WHAT THE TASK REQUIRES
Copy out every record precisely.
--------
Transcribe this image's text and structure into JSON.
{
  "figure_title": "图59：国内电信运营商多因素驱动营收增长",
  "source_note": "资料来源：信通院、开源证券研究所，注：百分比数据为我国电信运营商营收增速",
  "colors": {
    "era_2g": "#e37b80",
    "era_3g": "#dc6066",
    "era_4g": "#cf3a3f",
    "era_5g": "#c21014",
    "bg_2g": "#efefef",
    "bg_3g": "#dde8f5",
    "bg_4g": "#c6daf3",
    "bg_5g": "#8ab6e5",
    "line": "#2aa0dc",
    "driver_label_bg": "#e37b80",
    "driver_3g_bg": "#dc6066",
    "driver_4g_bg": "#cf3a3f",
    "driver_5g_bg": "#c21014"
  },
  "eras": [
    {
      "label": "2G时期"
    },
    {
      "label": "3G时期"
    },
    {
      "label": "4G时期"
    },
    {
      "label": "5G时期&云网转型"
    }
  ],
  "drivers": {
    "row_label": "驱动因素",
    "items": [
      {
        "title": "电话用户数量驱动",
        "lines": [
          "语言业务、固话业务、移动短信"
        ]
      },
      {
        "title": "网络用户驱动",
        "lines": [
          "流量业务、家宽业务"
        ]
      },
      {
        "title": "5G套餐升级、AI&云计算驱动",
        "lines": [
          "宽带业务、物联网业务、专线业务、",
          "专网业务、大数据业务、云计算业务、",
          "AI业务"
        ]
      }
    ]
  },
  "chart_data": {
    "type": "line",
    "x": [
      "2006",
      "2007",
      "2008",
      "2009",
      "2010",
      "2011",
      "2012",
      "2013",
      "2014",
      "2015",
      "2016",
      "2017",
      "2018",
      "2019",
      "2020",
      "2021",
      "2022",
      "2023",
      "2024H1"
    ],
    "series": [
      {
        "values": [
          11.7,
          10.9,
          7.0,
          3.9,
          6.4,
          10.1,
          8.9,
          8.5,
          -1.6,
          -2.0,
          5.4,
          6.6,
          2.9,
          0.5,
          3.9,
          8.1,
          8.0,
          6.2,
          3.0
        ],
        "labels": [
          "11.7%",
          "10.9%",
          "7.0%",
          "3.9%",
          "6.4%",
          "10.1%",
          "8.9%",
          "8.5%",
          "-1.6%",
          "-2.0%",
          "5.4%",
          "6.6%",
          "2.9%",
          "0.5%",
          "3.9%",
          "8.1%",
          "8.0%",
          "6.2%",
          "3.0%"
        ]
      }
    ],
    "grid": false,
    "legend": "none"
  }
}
--------
SOLUTION
Transcribe this image's text and structure into JSON.
{
  "figure_title": "图59：国内电信运营商多因素驱动营收增长",
  "source_note": "资料来源：信通院、开源证券研究所，注：百分比数据为我国电信运营商营收增速",
  "colors": {
    "era_2g": "#e37b80",
    "era_3g": "#dc6066",
    "era_4g": "#cf3a3f",
    "era_5g": "#c21014",
    "bg_2g": "#efefef",
    "bg_3g": "#dde8f5",
    "bg_4g": "#c6daf3",
    "bg_5g": "#8ab6e5",
    "line": "#2aa0dc",
    "driver_label_bg": "#e37b80",
    "driver_3g_bg": "#dc6066",
    "driver_4g_bg": "#cf3a3f",
    "driver_5g_bg": "#c21014"
  },
  "eras": [
    {
      "label": "2G时期"
    },
    {
      "label": "3G时期"
    },
    {
      "label": "4G时期"
    },
    {
      "label": "5G时期&云网转型"
    }
  ],
  "drivers": {
    "row_label": "驱动因素",
    "items": [
      {
        "title": "电话用户数量驱动",
        "lines": [
          "语言业务、固话业务、移动短信"
        ]
      },
      {
        "title": "网络用户驱动",
        "lines": [
          "流量业务、家宽业务"
        ]
      },
      {
        "title": "5G套餐升级、AI&云计算驱动",
        "lines": [
          "宽带业务、物联网业务、专线业务、",
          "专网业务、大数据业务、云计算业务、",
          "AI业务"
        ]
      }
    ]
  },
  "chart_data": {
    "type": "line",
    "x": [
      "2006",
      "2007",
      "2008",
      "2009",
      "2010",
      "2011",
      "2012",
      "2013",
      "2014",
      "2015",
      "2016",
      "2017",
      "2018",
      "2019",
      "2020",
      "2021",
      "2022",
      "2023",
      "2024H1"
    ],
    "series": [
      {
        "values": [
          11.7,
          10.9,
          7.0,
          3.9,
          6.4,
          10.1,
          8.9,
          8.5,
          -1.6,
          -2.0,
          5.4,
          6.6,
          2.9,
          0.5,
          3.9,
          8.1,
          8.0,
          6.2,
          3.0
        ],
        "labels": [
          "11.7%",
          "10.9%",
          "7.0%",
          "3.9%",
          "6.4%",
          "10.1%",
          "8.9%",
          "8.5%",
          "-1.6%",
          "-2.0%",
          "5.4%",
          "6.6%",
          "2.9%",
          "0.5%",
          "3.9%",
          "8.1%",
          "8.0%",
          "6.2%",
          "3.0%"
        ]
      }
    ],
    "grid": false,
    "legend": "none"
  }
}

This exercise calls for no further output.